[Raw records]
>> begin

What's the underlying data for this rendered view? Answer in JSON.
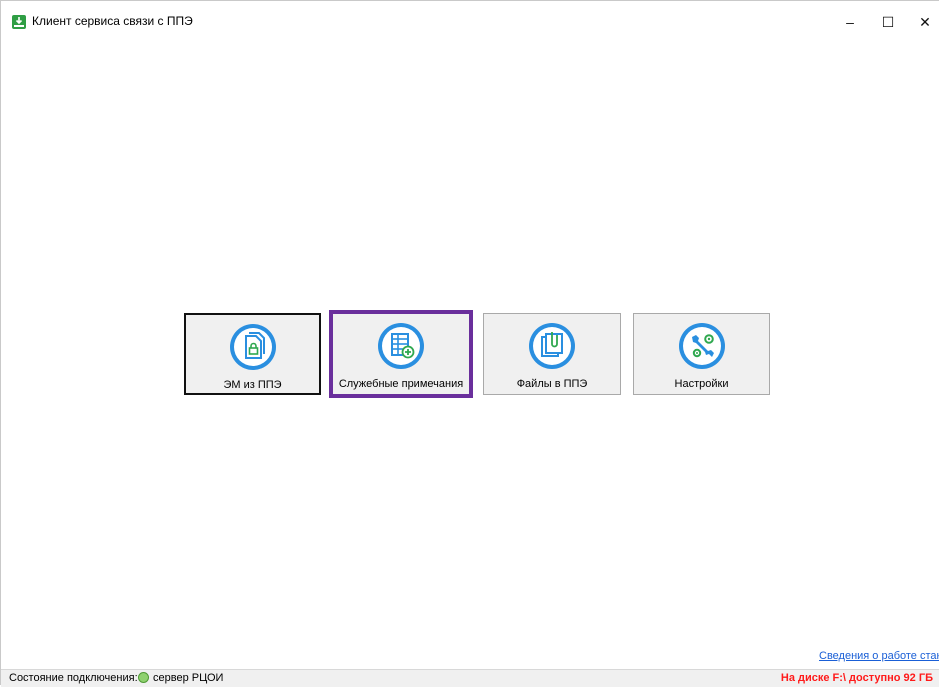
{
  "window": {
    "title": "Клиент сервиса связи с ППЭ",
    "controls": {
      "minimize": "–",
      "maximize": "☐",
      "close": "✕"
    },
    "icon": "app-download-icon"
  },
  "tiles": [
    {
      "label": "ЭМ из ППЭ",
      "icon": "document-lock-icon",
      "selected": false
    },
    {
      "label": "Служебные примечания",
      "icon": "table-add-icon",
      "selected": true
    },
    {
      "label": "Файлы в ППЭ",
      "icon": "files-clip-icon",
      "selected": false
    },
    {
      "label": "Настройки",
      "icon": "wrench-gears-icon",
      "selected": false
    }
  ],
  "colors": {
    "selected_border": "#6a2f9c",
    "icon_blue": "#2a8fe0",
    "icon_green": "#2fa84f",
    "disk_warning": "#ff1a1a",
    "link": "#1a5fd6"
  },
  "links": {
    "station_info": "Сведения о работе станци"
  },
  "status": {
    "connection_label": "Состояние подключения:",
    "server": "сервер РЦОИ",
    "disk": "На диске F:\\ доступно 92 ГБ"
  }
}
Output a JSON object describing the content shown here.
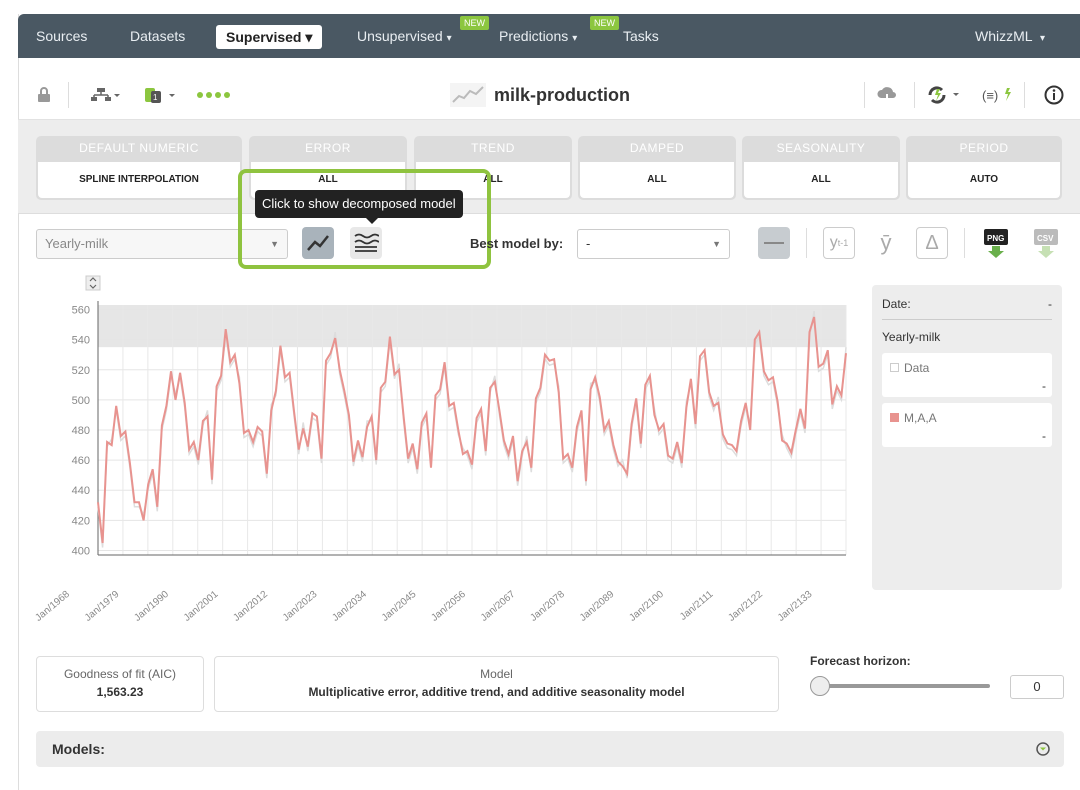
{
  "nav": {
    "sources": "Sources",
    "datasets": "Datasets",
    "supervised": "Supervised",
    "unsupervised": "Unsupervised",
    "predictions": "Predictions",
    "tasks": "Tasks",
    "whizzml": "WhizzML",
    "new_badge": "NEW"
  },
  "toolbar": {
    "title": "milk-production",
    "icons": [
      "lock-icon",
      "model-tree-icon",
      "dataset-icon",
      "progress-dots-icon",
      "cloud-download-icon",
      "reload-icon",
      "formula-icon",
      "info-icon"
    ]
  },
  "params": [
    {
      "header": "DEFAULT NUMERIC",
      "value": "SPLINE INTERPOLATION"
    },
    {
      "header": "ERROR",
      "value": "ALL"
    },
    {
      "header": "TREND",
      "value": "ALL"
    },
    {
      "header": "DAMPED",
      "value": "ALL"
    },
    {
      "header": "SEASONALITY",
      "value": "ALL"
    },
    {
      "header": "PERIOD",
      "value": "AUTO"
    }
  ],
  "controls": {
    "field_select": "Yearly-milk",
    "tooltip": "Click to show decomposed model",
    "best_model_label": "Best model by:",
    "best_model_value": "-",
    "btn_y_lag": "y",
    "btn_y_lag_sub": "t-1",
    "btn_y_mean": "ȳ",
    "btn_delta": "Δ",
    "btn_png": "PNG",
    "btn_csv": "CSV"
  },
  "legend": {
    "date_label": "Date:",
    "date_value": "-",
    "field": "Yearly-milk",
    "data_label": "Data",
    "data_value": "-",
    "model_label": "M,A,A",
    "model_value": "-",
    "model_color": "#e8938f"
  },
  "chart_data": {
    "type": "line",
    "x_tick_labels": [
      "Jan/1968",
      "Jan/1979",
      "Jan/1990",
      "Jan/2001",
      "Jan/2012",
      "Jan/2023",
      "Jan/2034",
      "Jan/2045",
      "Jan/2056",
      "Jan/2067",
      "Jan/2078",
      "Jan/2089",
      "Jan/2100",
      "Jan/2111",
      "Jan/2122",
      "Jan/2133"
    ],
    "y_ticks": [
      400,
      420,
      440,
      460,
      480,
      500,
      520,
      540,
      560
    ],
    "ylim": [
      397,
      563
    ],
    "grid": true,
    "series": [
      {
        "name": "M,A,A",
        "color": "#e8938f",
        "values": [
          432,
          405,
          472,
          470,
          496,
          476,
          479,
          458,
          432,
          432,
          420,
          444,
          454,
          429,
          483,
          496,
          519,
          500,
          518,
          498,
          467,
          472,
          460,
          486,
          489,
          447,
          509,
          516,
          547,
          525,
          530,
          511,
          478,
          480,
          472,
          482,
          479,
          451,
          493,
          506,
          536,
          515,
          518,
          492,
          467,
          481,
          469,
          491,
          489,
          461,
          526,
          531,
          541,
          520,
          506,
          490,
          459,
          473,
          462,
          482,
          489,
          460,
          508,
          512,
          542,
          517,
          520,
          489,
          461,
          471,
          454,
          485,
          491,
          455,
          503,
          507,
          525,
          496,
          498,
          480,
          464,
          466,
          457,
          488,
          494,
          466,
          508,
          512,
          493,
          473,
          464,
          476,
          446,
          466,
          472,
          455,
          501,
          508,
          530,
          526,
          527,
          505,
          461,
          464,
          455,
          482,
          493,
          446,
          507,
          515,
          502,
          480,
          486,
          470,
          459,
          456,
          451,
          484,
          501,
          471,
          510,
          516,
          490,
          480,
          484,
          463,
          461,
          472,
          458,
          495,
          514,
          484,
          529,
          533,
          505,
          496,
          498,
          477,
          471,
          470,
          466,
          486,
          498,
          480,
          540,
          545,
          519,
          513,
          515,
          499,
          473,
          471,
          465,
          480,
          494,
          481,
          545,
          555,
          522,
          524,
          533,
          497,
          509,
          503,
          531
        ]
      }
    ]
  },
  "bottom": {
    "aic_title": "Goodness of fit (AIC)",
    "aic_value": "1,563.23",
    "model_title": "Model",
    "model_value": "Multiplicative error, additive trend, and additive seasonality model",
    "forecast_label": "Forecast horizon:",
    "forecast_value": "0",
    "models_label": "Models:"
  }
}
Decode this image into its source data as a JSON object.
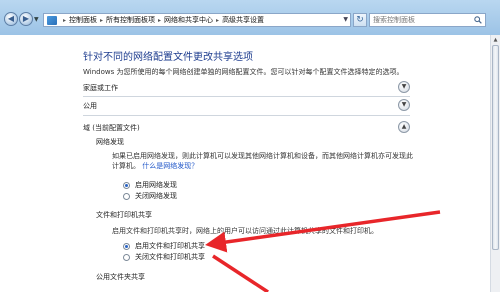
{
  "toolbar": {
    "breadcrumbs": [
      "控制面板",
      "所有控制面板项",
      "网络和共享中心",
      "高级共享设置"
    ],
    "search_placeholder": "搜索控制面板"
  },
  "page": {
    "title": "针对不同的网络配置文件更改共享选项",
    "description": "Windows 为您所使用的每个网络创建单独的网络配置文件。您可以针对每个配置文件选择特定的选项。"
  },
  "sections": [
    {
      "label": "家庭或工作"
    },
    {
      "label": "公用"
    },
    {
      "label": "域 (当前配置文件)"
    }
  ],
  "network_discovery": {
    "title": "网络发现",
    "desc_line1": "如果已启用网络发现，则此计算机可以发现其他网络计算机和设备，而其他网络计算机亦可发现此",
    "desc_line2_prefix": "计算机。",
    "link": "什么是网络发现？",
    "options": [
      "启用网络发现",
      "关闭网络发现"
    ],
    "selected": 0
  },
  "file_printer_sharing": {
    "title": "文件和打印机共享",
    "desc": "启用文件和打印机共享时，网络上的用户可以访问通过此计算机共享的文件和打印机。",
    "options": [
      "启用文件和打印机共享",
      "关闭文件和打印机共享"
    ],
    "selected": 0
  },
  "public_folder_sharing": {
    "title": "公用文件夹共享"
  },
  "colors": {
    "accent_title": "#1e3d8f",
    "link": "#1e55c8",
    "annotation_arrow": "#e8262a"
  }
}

>> end

▶ _Problem to solve_: Scan the data above; copy every line where "Yearly" appears.

▶ _Solved problem_:
    "field_select": "Yearly-milk",
    "field": "Yearly-milk",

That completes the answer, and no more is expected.